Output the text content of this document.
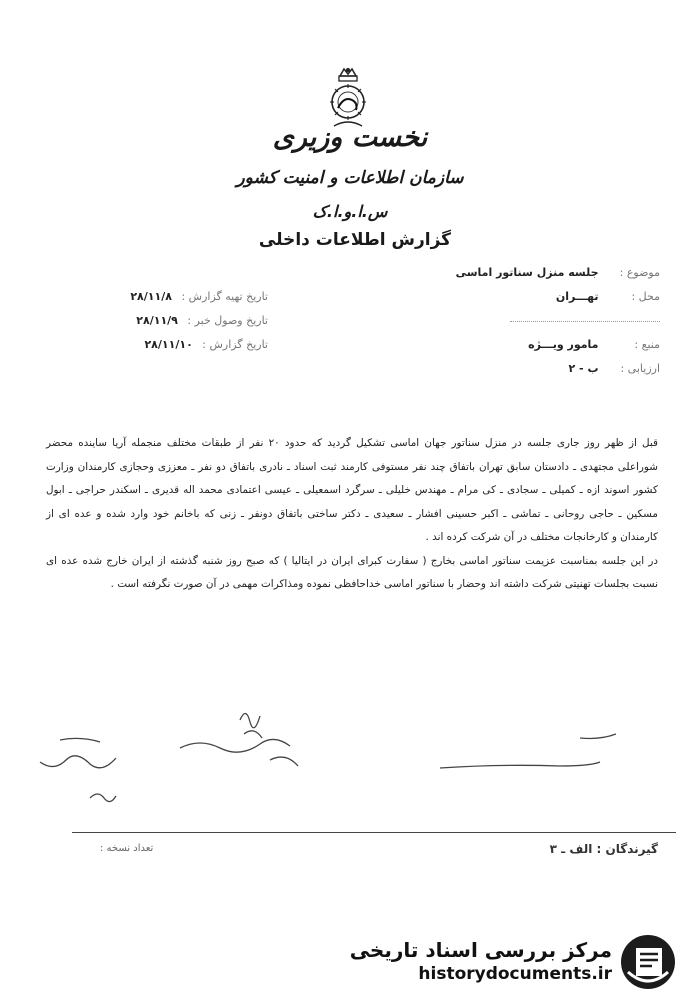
نخست وزیری
سازمان اطلاعات و امنیت کشور
س.ا.و.ا.ک
گزارش اطلاعات داخلی
موضوع : جلسه منزل سناتور اماسی
محل : تهـــران
منبع : مامور ویـــژه
ارزیابی : ب - ۲
تاریخ تهیه گزارش : ۲۸/۱۱/۸
تاریخ وصول خبر : ۲۸/۱۱/۹
تاریخ گزارش : ۲۸/۱۱/۱۰

قبل از ظهر روز جاری جلسه در منزل سناتور جهان اماسی تشکیل گردید که حدود ۲۰ نفر از طبقات مختلف منجمله آریا ساینده محضر شوراعلی مجتهدی ـ دادستان سابق تهران باتفاق چند نفر مستوفی کارمند ثبت اسناد ـ نادری باتفاق دو نفر ـ معززی وحجازی کارمندان وزارت کشور اسوند ازه ـ کمیلی ـ سجادی ـ کی مرام ـ مهندس خلیلی ـ سرگرد اسمعیلی ـ عیسی اعتمادی محمد اله قدیری ـ اسکندر حراجی ـ ابول مسکین ـ حاجی روحانی ـ تماشی ـ اکبر حسینی افشار ـ سعیدی ـ دکتر ساختی باتفاق دونفر ـ زنی که باخانم خود وارد شده و عده ای از کارمندان و کارخانجات مختلف در آن شرکت کرده اند .

در این جلسه بمناسبت عزیمت سناتور اماسی بخارج ( سفارت کبرای ایران در ایتالیا ) که صبح روز شنبه گذشته از ایران خارج شده عده ای نسبت بجلسات تهنیتی شرکت داشته اند وحضار با سناتور اماسی خداحافظی نموده ومذاکرات مهمی در آن صورت نگرفته است .

گیرندگان : الف ـ ۳
تعداد نسخه :
مرکز بررسی اسناد تاریخی
historydocuments.ir
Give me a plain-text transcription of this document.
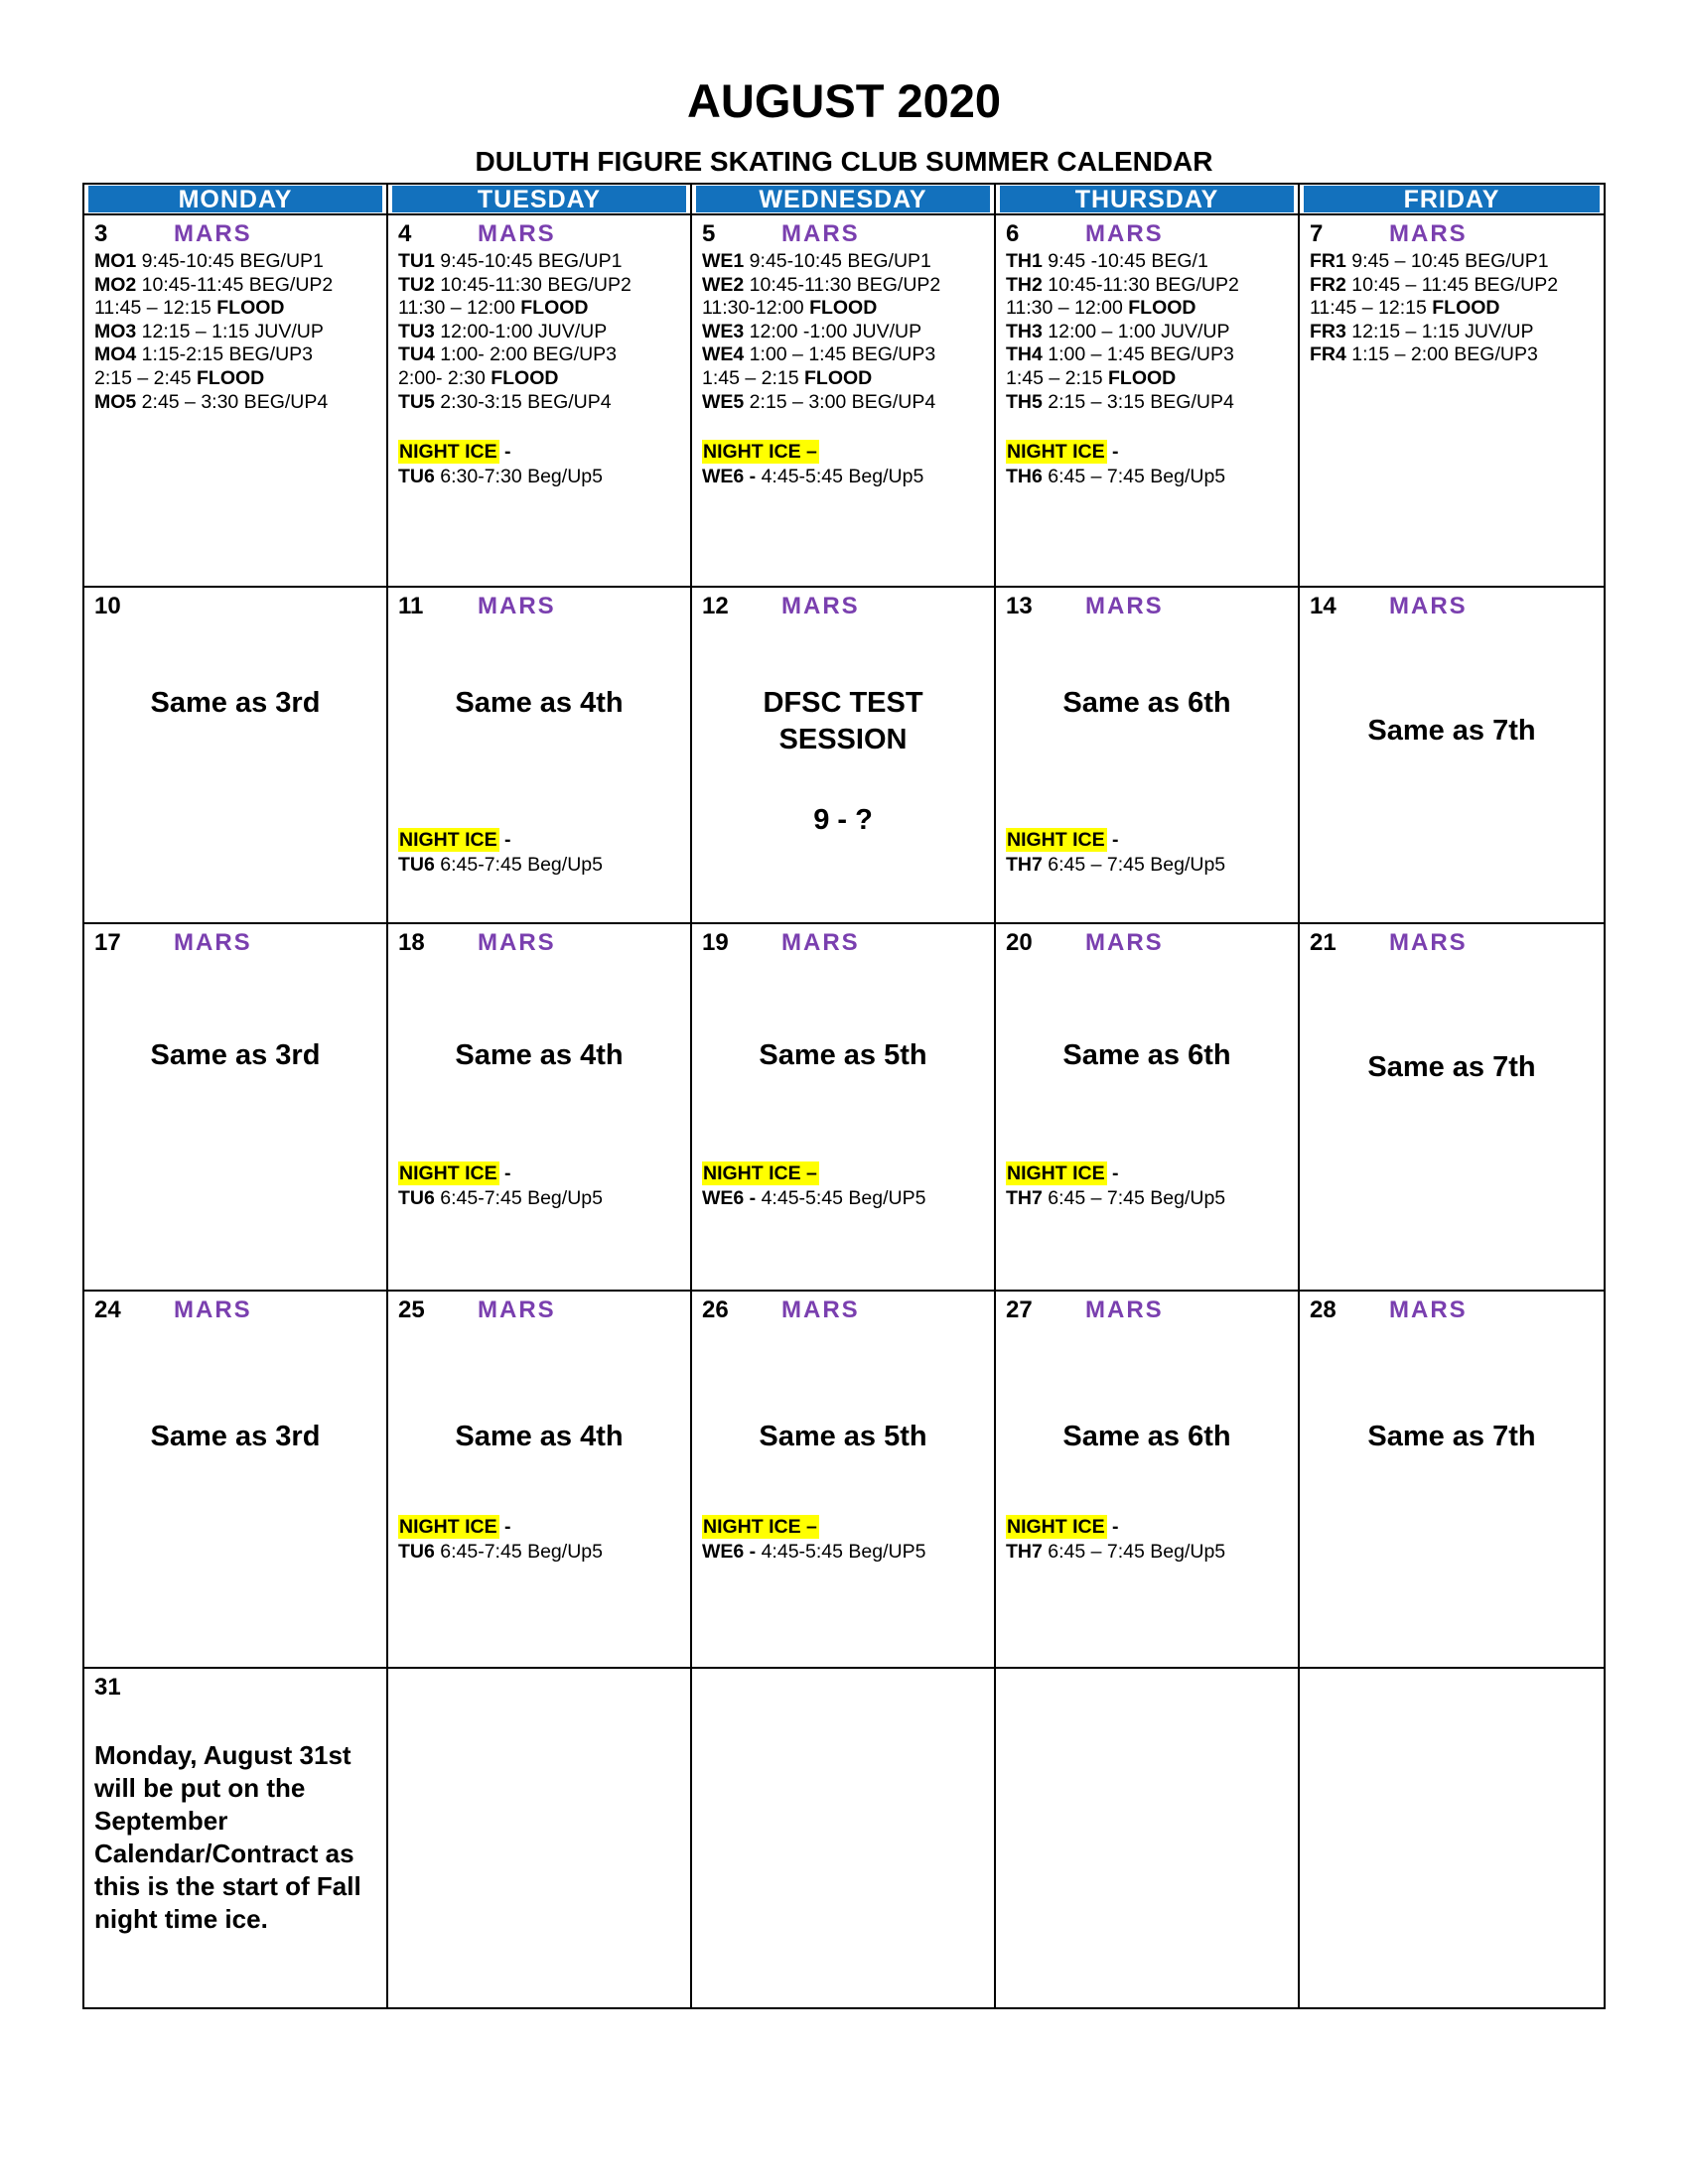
AUGUST 2020
DULUTH FIGURE SKATING CLUB SUMMER CALENDAR
MONDAY	TUESDAY	WEDNESDAY	THURSDAY	FRIDAY
3	MARS
MO1 9:45-10:45 BEG/UP1
MO2 10:45-11:45 BEG/UP2
11:45 – 12:15 FLOOD
MO3 12:15 – 1:15 JUV/UP
MO4 1:15-2:15 BEG/UP3
2:15 – 2:45 FLOOD
MO5 2:45 – 3:30 BEG/UP4
4	MARS
TU1 9:45-10:45 BEG/UP1
TU2 10:45-11:30 BEG/UP2
11:30 – 12:00 FLOOD
TU3 12:00-1:00 JUV/UP
TU4 1:00- 2:00 BEG/UP3
2:00- 2:30 FLOOD
TU5 2:30-3:15 BEG/UP4
NIGHT ICE -
TU6 6:30-7:30 Beg/Up5
5	MARS
WE1 9:45-10:45 BEG/UP1
WE2 10:45-11:30 BEG/UP2
11:30-12:00 FLOOD
WE3 12:00 -1:00 JUV/UP
WE4 1:00 – 1:45 BEG/UP3
1:45 – 2:15 FLOOD
WE5 2:15 – 3:00 BEG/UP4
NIGHT ICE –
WE6 - 4:45-5:45 Beg/Up5
6	MARS
TH1 9:45 -10:45 BEG/1
TH2 10:45-11:30 BEG/UP2
11:30 – 12:00 FLOOD
TH3 12:00 – 1:00 JUV/UP
TH4 1:00 – 1:45 BEG/UP3
1:45 – 2:15 FLOOD
TH5 2:15 – 3:15 BEG/UP4
NIGHT ICE -
TH6 6:45 – 7:45 Beg/Up5
7	MARS
FR1 9:45 – 10:45 BEG/UP1
FR2 10:45 – 11:45 BEG/UP2
11:45 – 12:15 FLOOD
FR3 12:15 – 1:15 JUV/UP
FR4 1:15 – 2:00 BEG/UP3
10
Same as 3rd
11	MARS
Same as 4th
NIGHT ICE -
TU6 6:45-7:45 Beg/Up5
12	MARS
DFSC TEST SESSION
9 - ?
13	MARS
Same as 6th
NIGHT ICE -
TH7 6:45 – 7:45 Beg/Up5
14	MARS
Same as 7th
17	MARS
Same as 3rd
18	MARS
Same as 4th
NIGHT ICE -
TU6 6:45-7:45 Beg/Up5
19	MARS
Same as 5th
NIGHT ICE –
WE6 - 4:45-5:45 Beg/UP5
20	MARS
Same as 6th
NIGHT ICE -
TH7 6:45 – 7:45 Beg/Up5
21	MARS
Same as 7th
24	MARS
Same as 3rd
25	MARS
Same as 4th
NIGHT ICE -
TU6 6:45-7:45 Beg/Up5
26	MARS
Same as 5th
NIGHT ICE –
WE6 - 4:45-5:45 Beg/UP5
27	MARS
Same as 6th
NIGHT ICE -
TH7 6:45 – 7:45 Beg/Up5
28	MARS
Same as 7th
31
Monday, August 31st will be put on the September Calendar/Contract as this is the start of Fall night time ice.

####################

● Exercise: Transcribe the complete set of entries verbatim. No pictures belong in the copy.

● Expected answer:
Output the text content of this document.
نخست وزیری
سازمان اطلاعات و امنیت کشور
س.ا.و.ا.ک
گزارش اطلاعات داخلی
موضوع : جلسه منزل سناتور اماسی
محل : تهـــران
منبع : مامور ویـــژه
ارزیابی : ب - ۲
تاریخ تهیه گزارش : ۲۸/۱۱/۸
تاریخ وصول خبر : ۲۸/۱۱/۹
تاریخ گزارش : ۲۸/۱۱/۱۰

قبل از ظهر روز جاری جلسه در منزل سناتور جهان اماسی تشکیل گردید که حدود ۲۰ نفر از طبقات مختلف منجمله آریا ساینده محضر شوراعلی مجتهدی ـ دادستان سابق تهران باتفاق چند نفر مستوفی کارمند ثبت اسناد ـ نادری باتفاق دو نفر ـ معززی وحجازی کارمندان وزارت کشور اسوند ازه ـ کمیلی ـ سجادی ـ کی مرام ـ مهندس خلیلی ـ سرگرد اسمعیلی ـ عیسی اعتمادی محمد اله قدیری ـ اسکندر حراجی ـ ابول مسکین ـ حاجی روحانی ـ تماشی ـ اکبر حسینی افشار ـ سعیدی ـ دکتر ساختی باتفاق دونفر ـ زنی که باخانم خود وارد شده و عده ای از کارمندان و کارخانجات مختلف در آن شرکت کرده اند .

در این جلسه بمناسبت عزیمت سناتور اماسی بخارج ( سفارت کبرای ایران در ایتالیا ) که صبح روز شنبه گذشته از ایران خارج شده عده ای نسبت بجلسات تهنیتی شرکت داشته اند وحضار با سناتور اماسی خداحافظی نموده ومذاکرات مهمی در آن صورت نگرفته است .

گیرندگان : الف ـ ۳
تعداد نسخه :
مرکز بررسی اسناد تاریخی
historydocuments.ir
Give me a plain-text transcription of this document.
AUGUST 2020
DULUTH FIGURE SKATING CLUB SUMMER CALENDAR
MONDAY	TUESDAY	WEDNESDAY	THURSDAY	FRIDAY
3	MARS
MO1 9:45-10:45 BEG/UP1
MO2 10:45-11:45 BEG/UP2
11:45 – 12:15 FLOOD
MO3 12:15 – 1:15 JUV/UP
MO4 1:15-2:15 BEG/UP3
2:15 – 2:45 FLOOD
MO5 2:45 – 3:30 BEG/UP4
4	MARS
TU1 9:45-10:45 BEG/UP1
TU2 10:45-11:30 BEG/UP2
11:30 – 12:00 FLOOD
TU3 12:00-1:00 JUV/UP
TU4 1:00- 2:00 BEG/UP3
2:00- 2:30 FLOOD
TU5 2:30-3:15 BEG/UP4
NIGHT ICE -
TU6 6:30-7:30 Beg/Up5
5	MARS
WE1 9:45-10:45 BEG/UP1
WE2 10:45-11:30 BEG/UP2
11:30-12:00 FLOOD
WE3 12:00 -1:00 JUV/UP
WE4 1:00 – 1:45 BEG/UP3
1:45 – 2:15 FLOOD
WE5 2:15 – 3:00 BEG/UP4
NIGHT ICE –
WE6 - 4:45-5:45 Beg/Up5
6	MARS
TH1 9:45 -10:45 BEG/1
TH2 10:45-11:30 BEG/UP2
11:30 – 12:00 FLOOD
TH3 12:00 – 1:00 JUV/UP
TH4 1:00 – 1:45 BEG/UP3
1:45 – 2:15 FLOOD
TH5 2:15 – 3:15 BEG/UP4
NIGHT ICE -
TH6 6:45 – 7:45 Beg/Up5
7	MARS
FR1 9:45 – 10:45 BEG/UP1
FR2 10:45 – 11:45 BEG/UP2
11:45 – 12:15 FLOOD
FR3 12:15 – 1:15 JUV/UP
FR4 1:15 – 2:00 BEG/UP3
10
Same as 3rd
11	MARS
Same as 4th
NIGHT ICE -
TU6 6:45-7:45 Beg/Up5
12	MARS
DFSC TEST SESSION
9 - ?
13	MARS
Same as 6th
NIGHT ICE -
TH7 6:45 – 7:45 Beg/Up5
14	MARS
Same as 7th
17	MARS
Same as 3rd
18	MARS
Same as 4th
NIGHT ICE -
TU6 6:45-7:45 Beg/Up5
19	MARS
Same as 5th
NIGHT ICE –
WE6 - 4:45-5:45 Beg/UP5
20	MARS
Same as 6th
NIGHT ICE -
TH7 6:45 – 7:45 Beg/Up5
21	MARS
Same as 7th
24	MARS
Same as 3rd
25	MARS
Same as 4th
NIGHT ICE -
TU6 6:45-7:45 Beg/Up5
26	MARS
Same as 5th
NIGHT ICE –
WE6 - 4:45-5:45 Beg/UP5
27	MARS
Same as 6th
NIGHT ICE -
TH7 6:45 – 7:45 Beg/Up5
28	MARS
Same as 7th
31
Monday, August 31st will be put on the September Calendar/Contract as this is the start of Fall night time ice.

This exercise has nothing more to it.